── GIVEN ENTRIES ──
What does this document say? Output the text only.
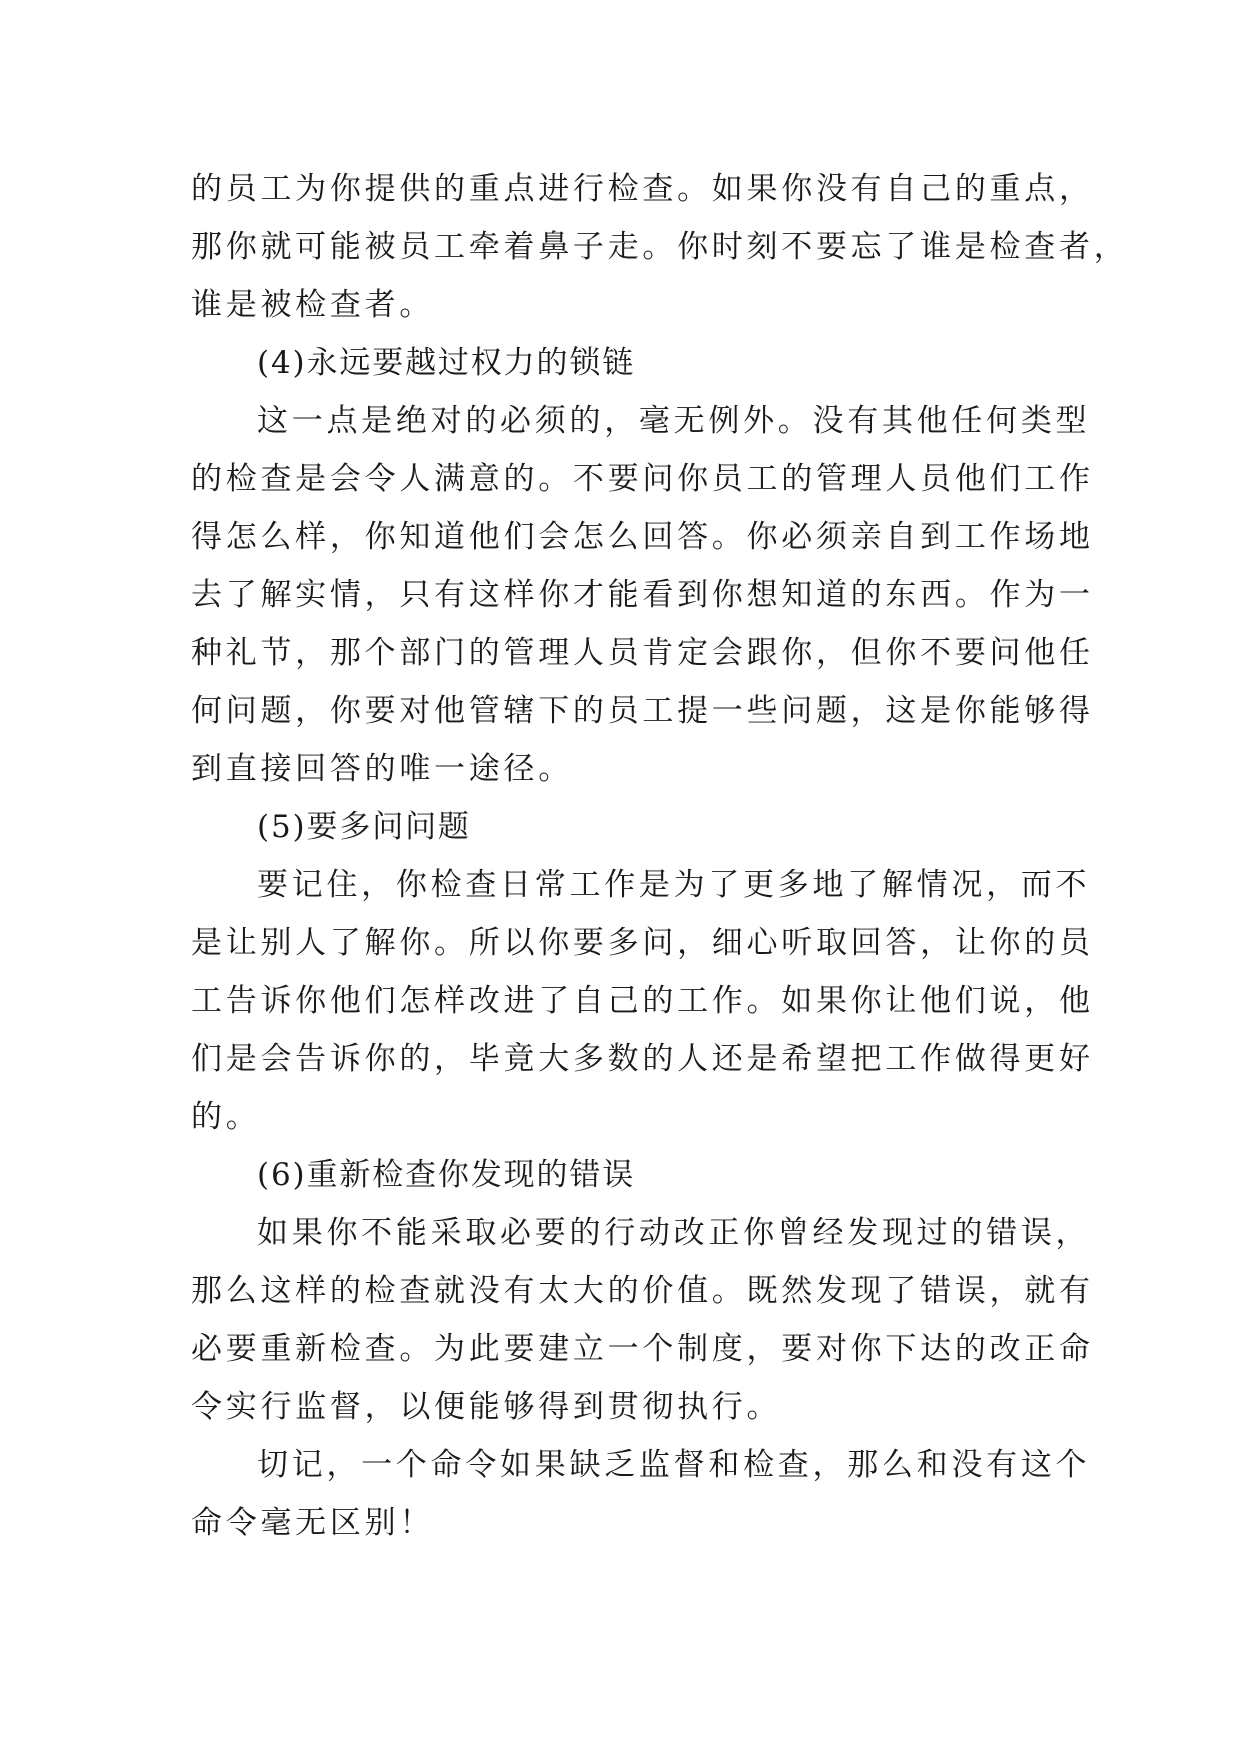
的员工为你提供的重点进行检查。如果你没有自己的重点，
那你就可能被员工牵着鼻子走。你时刻不要忘了谁是检查者，
谁是被检查者。
(4)永远要越过权力的锁链
这一点是绝对的必须的，毫无例外。没有其他任何类型
的检查是会令人满意的。不要问你员工的管理人员他们工作
得怎么样，你知道他们会怎么回答。你必须亲自到工作场地
去了解实情，只有这样你才能看到你想知道的东西。作为一
种礼节，那个部门的管理人员肯定会跟你，但你不要问他任
何问题，你要对他管辖下的员工提一些问题，这是你能够得
到直接回答的唯一途径。
(5)要多问问题
要记住，你检查日常工作是为了更多地了解情况，而不
是让别人了解你。所以你要多问，细心听取回答，让你的员
工告诉你他们怎样改进了自己的工作。如果你让他们说，他
们是会告诉你的，毕竟大多数的人还是希望把工作做得更好
的。
(6)重新检查你发现的错误
如果你不能采取必要的行动改正你曾经发现过的错误，
那么这样的检查就没有太大的价值。既然发现了错误，就有
必要重新检查。为此要建立一个制度，要对你下达的改正命
令实行监督，以便能够得到贯彻执行。
切记，一个命令如果缺乏监督和检查，那么和没有这个
命令毫无区别！
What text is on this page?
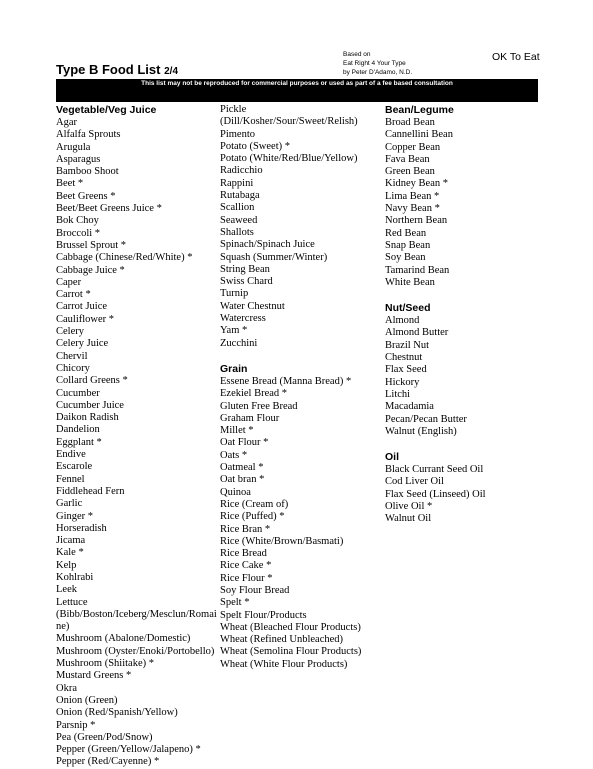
Type B Food List 2/4
Based on
Eat Right 4 Your Type
by Peter D'Adamo, N.D.
OK To Eat
This list may not be reproduced for commercial purposes or used as part of a fee based consultation
Vegetable/Veg Juice
Agar
Alfalfa Sprouts
Arugula
Asparagus
Bamboo Shoot
Beet *
Beet Greens *
Beet/Beet Greens Juice *
Bok Choy
Broccoli *
Brussel Sprout *
Cabbage (Chinese/Red/White) *
Cabbage Juice *
Caper
Carrot *
Carrot Juice
Cauliflower *
Celery
Celery Juice
Chervil
Chicory
Collard Greens *
Cucumber
Cucumber Juice
Daikon Radish
Dandelion
Eggplant *
Endive
Escarole
Fennel
Fiddlehead Fern
Garlic
Ginger *
Horseradish
Jicama
Kale *
Kelp
Kohlrabi
Leek
Lettuce
(Bibb/Boston/Iceberg/Mesclun/Romaine)
Mushroom (Abalone/Domestic)
Mushroom (Oyster/Enoki/Portobello)
Mushroom (Shiitake) *
Mustard Greens *
Okra
Onion (Green)
Onion (Red/Spanish/Yellow)
Parsnip *
Pea (Green/Pod/Snow)
Pepper (Green/Yellow/Jalapeno) *
Pepper (Red/Cayenne) *
Pickle
(Dill/Kosher/Sour/Sweet/Relish)
Pimento
Potato (Sweet) *
Potato (White/Red/Blue/Yellow)
Radicchio
Rappini
Rutabaga
Scallion
Seaweed
Shallots
Spinach/Spinach Juice
Squash (Summer/Winter)
String Bean
Swiss Chard
Turnip
Water Chestnut
Watercress
Yam *
Zucchini
Grain
Essene Bread (Manna Bread) *
Ezekiel Bread *
Gluten Free Bread
Graham Flour
Millet *
Oat Flour *
Oats *
Oatmeal *
Oat bran *
Quinoa
Rice (Cream of)
Rice (Puffed) *
Rice Bran *
Rice (White/Brown/Basmati)
Rice Bread
Rice Cake *
Rice Flour *
Soy Flour Bread
Spelt *
Spelt Flour/Products
Wheat (Bleached Flour Products)
Wheat (Refined Unbleached)
Wheat (Semolina Flour Products)
Wheat (White Flour Products)
Bean/Legume
Broad Bean
Cannellini Bean
Copper Bean
Fava Bean
Green Bean
Kidney Bean *
Lima Bean *
Navy Bean *
Northern Bean
Red Bean
Snap Bean
Soy Bean
Tamarind Bean
White Bean
Nut/Seed
Almond
Almond Butter
Brazil Nut
Chestnut
Flax Seed
Hickory
Litchi
Macadamia
Pecan/Pecan Butter
Walnut (English)
Oil
Black Currant Seed Oil
Cod Liver Oil
Flax Seed (Linseed) Oil
Olive Oil *
Walnut Oil
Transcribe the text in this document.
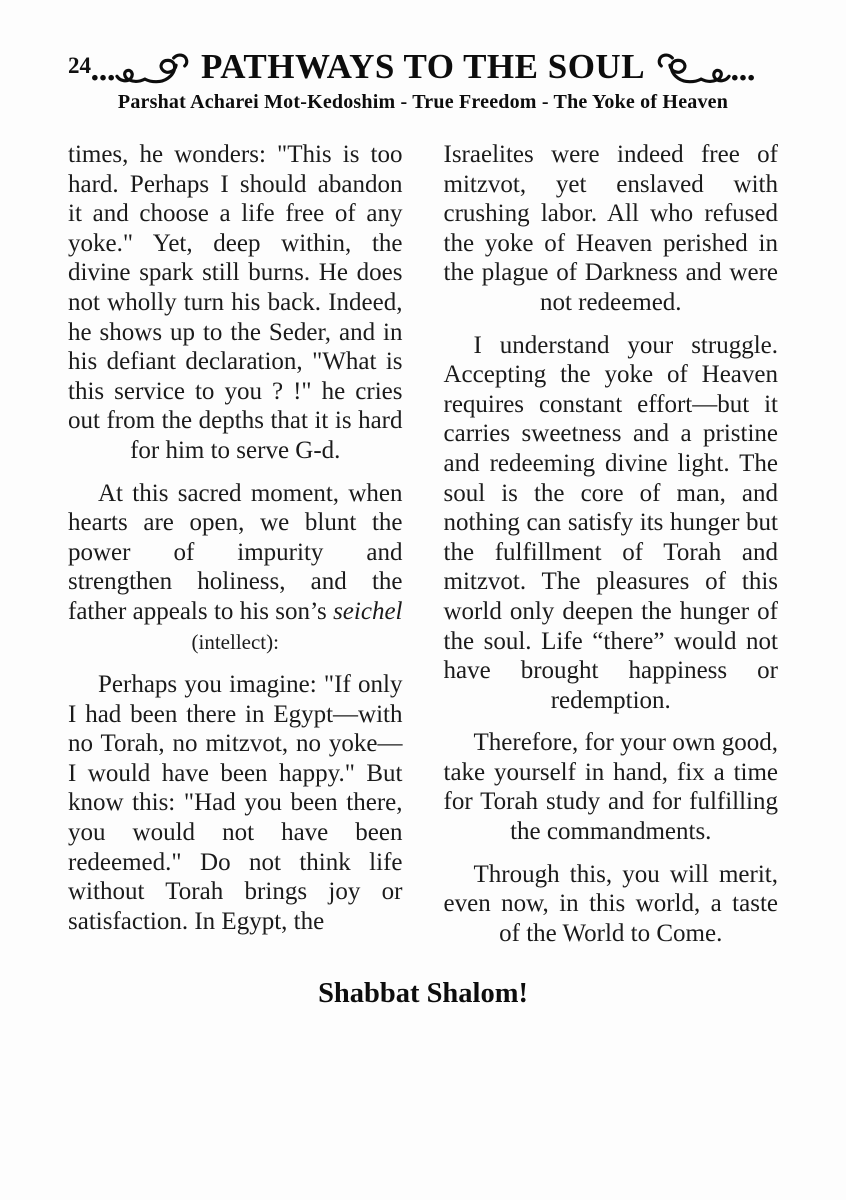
24	PATHWAYS TO THE SOUL
Parshat Acharei Mot-Kedoshim - True Freedom - The Yoke of Heaven

times, he wonders: "This is too hard. Perhaps I should abandon it and choose a life free of any yoke." Yet, deep within, the divine spark still burns. He does not wholly turn his back. Indeed, he shows up to the Seder, and in his defiant declaration, "What is this service to you ? !" he cries out from the depths that it is hard for him to serve G-d.

At this sacred moment, when hearts are open, we blunt the power of impurity and strengthen holiness, and the father appeals to his son’s seichel (intellect):

Perhaps you imagine: "If only I had been there in Egypt—with no Torah, no mitzvot, no yoke—I would have been happy." But know this: "Had you been there, you would not have been redeemed." Do not think life without Torah brings joy or satisfaction. In Egypt, the

Israelites were indeed free of mitzvot, yet enslaved with crushing labor. All who refused the yoke of Heaven perished in the plague of Darkness and were not redeemed.

I understand your struggle. Accepting the yoke of Heaven requires constant effort—but it carries sweetness and a pristine and redeeming divine light. The soul is the core of man, and nothing can satisfy its hunger but the fulfillment of Torah and mitzvot. The pleasures of this world only deepen the hunger of the soul. Life “there” would not have brought happiness or redemption.

Therefore, for your own good, take yourself in hand, fix a time for Torah study and for fulfilling the commandments.

Through this, you will merit, even now, in this world, a taste of the World to Come.

Shabbat Shalom!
───
Note every line above where the string "mitzvot" shows up, and copy those lines.

[FULL RESPONSE]:
Perhaps you imagine: "If only I had been there in Egypt—with no Torah, no mitzvot, no yoke—I would have been happy." But know this: "Had you been there, you would not have been redeemed." Do not think life without Torah brings joy or satisfaction. In Egypt, the
Israelites were indeed free of mitzvot, yet enslaved with crushing labor. All who refused the yoke of Heaven perished in the plague of Darkness and were not redeemed.
I understand your struggle. Accepting the yoke of Heaven requires constant effort—but it carries sweetness and a pristine and redeeming divine light. The soul is the core of man, and nothing can satisfy its hunger but the fulfillment of Torah and mitzvot. The pleasures of this world only deepen the hunger of the soul. Life “there” would not have brought happiness or redemption.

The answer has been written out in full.